:: Text block

Post-test: analysis, metrics, and remediation
After the exercise, run an After Action Review (AAR) with stakeholders within 48–72 hours. Produce a metrics-driven report showing MTTD (mean time to detect), time to contain, time to recover, number of systems isolated, and gaps found (e.g., missing EDR on 15% of endpoints, no MFA on service accounts). Convert findings into a prioritized POA&M with owners and target completion dates; update IR playbooks and runbooks, and schedule retests for high-risk findings within 30–90 days. For CMMC evidence, retain the test report, logs, and POA&M items with timestamps in your compliance evidence repository.
Small-business, real-world example: phishing -> cloud exfiltration
Scenario: a staff member at a 25-person engineering firm opens a spear-phish containing a malicious link; attacker obtains credentials and uploads design documents to a personal cloud account. Test plan steps: (1) Tabletop—walk through the scenario with execs and IT to confirm roles. (2) Technical simulation—use GoPhish to simulate the phishing email (with prior consent) and a test VM seeded with a fake "CUI" file. (3) Detection validation—verify the SIEM alert is generated using a search for abnormal cloud uploads (e.g., CloudTrail or Google Workspace Drive logs showing large file creates by non-standard IP). (4) Containment—disable the compromised account in AD/Azure AD, revoke OAuth tokens, and block the external IP at perimeter firewall (pfSense or cloud ACL). (5) Forensics—capture endpoint artifacts via the deployed EDR (CrowdStrike, SentinelOne, or Microsoft Defender for Endpoint) and preserve cloud logs. (6) Recovery—restore the user mailbox from backup and require password reset + MFA enrollment. Capture time stamps for each step and include screenshots/log extracts as evidence.

::::
:: Supplied entries

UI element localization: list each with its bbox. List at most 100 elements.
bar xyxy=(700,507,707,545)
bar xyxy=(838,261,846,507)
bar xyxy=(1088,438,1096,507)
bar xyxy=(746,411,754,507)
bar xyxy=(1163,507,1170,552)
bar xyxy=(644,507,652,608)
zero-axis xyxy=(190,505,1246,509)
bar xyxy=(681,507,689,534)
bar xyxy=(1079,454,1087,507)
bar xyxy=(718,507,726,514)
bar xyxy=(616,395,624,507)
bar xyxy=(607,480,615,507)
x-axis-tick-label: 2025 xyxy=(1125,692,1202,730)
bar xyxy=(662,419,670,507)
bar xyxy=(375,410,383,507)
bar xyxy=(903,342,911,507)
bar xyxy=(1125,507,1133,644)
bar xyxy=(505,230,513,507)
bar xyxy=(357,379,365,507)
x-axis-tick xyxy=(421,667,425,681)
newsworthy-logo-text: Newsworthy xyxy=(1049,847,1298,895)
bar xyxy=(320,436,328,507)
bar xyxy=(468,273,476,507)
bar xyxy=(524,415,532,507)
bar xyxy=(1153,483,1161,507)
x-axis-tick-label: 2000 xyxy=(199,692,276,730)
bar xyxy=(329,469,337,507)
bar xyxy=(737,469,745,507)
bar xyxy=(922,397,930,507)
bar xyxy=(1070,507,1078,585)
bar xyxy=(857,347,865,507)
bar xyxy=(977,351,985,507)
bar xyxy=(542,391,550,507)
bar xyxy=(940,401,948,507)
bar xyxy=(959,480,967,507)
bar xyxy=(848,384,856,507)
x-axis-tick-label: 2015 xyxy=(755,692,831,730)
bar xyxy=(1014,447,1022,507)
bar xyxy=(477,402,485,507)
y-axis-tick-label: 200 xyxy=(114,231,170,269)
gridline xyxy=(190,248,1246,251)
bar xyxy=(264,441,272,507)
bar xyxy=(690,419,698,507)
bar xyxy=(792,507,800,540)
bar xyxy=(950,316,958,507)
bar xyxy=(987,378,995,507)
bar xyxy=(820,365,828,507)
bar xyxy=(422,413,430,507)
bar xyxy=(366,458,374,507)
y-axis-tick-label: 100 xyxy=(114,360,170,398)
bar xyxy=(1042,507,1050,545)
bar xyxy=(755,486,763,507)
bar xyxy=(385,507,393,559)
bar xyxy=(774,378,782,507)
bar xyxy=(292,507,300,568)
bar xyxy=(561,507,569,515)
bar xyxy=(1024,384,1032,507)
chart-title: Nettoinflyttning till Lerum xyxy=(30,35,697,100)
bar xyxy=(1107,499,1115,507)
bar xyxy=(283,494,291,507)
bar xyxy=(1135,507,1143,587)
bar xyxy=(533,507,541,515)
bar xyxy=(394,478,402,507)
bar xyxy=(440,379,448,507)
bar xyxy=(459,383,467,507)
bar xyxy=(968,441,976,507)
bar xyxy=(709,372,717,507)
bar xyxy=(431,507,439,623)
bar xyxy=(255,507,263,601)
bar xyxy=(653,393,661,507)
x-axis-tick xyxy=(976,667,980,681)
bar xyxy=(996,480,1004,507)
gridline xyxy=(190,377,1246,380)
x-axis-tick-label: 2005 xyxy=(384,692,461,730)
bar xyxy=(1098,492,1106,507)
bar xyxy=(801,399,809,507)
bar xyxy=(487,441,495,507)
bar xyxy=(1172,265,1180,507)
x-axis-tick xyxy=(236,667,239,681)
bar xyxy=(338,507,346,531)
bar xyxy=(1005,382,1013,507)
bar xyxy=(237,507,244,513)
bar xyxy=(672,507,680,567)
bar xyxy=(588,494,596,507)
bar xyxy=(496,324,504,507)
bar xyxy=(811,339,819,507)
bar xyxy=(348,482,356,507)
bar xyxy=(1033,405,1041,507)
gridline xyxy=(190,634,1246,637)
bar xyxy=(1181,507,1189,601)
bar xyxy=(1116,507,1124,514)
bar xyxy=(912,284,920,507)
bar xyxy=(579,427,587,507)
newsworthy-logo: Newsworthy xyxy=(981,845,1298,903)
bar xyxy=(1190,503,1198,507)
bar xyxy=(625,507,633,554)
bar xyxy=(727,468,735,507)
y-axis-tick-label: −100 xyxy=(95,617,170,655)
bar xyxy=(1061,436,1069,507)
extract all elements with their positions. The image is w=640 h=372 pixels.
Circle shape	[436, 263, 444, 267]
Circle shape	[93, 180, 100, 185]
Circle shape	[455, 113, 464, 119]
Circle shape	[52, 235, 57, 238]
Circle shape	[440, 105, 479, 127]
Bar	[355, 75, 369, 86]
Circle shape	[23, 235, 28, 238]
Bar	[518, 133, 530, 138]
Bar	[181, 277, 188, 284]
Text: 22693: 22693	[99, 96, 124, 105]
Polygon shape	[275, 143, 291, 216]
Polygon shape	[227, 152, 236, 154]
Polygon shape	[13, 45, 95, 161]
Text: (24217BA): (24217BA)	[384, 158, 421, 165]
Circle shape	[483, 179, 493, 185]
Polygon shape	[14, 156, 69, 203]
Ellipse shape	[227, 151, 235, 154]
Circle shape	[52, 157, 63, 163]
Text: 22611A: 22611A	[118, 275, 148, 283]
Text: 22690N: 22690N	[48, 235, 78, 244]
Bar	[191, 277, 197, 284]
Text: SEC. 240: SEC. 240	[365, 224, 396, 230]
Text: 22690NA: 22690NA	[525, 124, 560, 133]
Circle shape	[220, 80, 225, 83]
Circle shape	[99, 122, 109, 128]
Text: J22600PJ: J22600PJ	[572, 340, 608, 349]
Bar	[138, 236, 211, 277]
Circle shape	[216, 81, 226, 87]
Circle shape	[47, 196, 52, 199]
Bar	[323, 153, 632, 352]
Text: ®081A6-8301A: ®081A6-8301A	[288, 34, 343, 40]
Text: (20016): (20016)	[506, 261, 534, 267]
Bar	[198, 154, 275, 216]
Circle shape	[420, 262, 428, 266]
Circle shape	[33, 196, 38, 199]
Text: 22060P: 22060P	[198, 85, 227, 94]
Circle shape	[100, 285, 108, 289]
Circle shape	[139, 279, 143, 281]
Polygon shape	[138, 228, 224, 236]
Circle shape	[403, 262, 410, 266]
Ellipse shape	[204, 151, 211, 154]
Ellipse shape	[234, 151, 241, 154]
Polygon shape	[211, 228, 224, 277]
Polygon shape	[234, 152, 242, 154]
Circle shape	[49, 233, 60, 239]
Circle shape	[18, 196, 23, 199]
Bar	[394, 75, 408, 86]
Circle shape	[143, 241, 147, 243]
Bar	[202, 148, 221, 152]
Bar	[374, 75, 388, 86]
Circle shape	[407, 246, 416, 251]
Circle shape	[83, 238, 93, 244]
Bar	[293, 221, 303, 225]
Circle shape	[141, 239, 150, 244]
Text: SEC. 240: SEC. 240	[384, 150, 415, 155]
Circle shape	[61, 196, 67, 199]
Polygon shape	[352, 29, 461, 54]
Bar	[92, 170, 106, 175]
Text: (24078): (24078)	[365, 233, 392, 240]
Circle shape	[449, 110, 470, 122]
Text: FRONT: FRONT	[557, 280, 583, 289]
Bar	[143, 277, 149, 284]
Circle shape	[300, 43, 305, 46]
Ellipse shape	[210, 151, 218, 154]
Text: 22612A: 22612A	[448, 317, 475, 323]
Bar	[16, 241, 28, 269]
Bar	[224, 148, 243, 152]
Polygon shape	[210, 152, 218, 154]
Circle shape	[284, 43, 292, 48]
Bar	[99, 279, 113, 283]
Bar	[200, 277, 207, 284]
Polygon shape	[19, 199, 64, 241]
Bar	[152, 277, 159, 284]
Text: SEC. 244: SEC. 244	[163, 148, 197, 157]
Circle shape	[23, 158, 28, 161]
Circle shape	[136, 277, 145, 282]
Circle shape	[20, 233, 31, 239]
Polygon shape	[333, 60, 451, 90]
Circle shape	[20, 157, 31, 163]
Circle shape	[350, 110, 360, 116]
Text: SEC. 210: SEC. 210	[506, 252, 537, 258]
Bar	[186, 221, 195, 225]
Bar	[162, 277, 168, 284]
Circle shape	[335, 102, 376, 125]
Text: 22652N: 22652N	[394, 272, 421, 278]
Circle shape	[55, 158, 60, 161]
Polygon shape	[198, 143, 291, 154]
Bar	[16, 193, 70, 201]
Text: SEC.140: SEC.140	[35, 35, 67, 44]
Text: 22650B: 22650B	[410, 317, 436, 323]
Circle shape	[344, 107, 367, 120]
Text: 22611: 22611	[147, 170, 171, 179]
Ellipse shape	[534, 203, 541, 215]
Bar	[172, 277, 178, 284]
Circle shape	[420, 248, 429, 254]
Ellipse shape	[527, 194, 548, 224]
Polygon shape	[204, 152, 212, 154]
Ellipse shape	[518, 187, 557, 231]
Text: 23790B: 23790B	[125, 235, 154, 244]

::::

### Exercise prompt
Retype the passage on incident-response testing from "Post-test: analysis, metrics, and" up to and including "compliance evidence repository.". Rely only on the text for what comes next.

### Response below
Post-test: analysis, metrics, and remediation
After the exercise, run an After Action Review (AAR) with stakeholders within 48–72 hours. Produce a metrics-driven report showing MTTD (mean time to detect), time to contain, time to recover, number of systems isolated, and gaps found (e.g., missing EDR on 15% of endpoints, no MFA on service accounts). Convert findings into a prioritized POA&M with owners and target completion dates; update IR playbooks and runbooks, and schedule retests for high-risk findings within 30–90 days. For CMMC evidence, retain the test report, logs, and POA&M items with timestamps in your compliance evidence repository.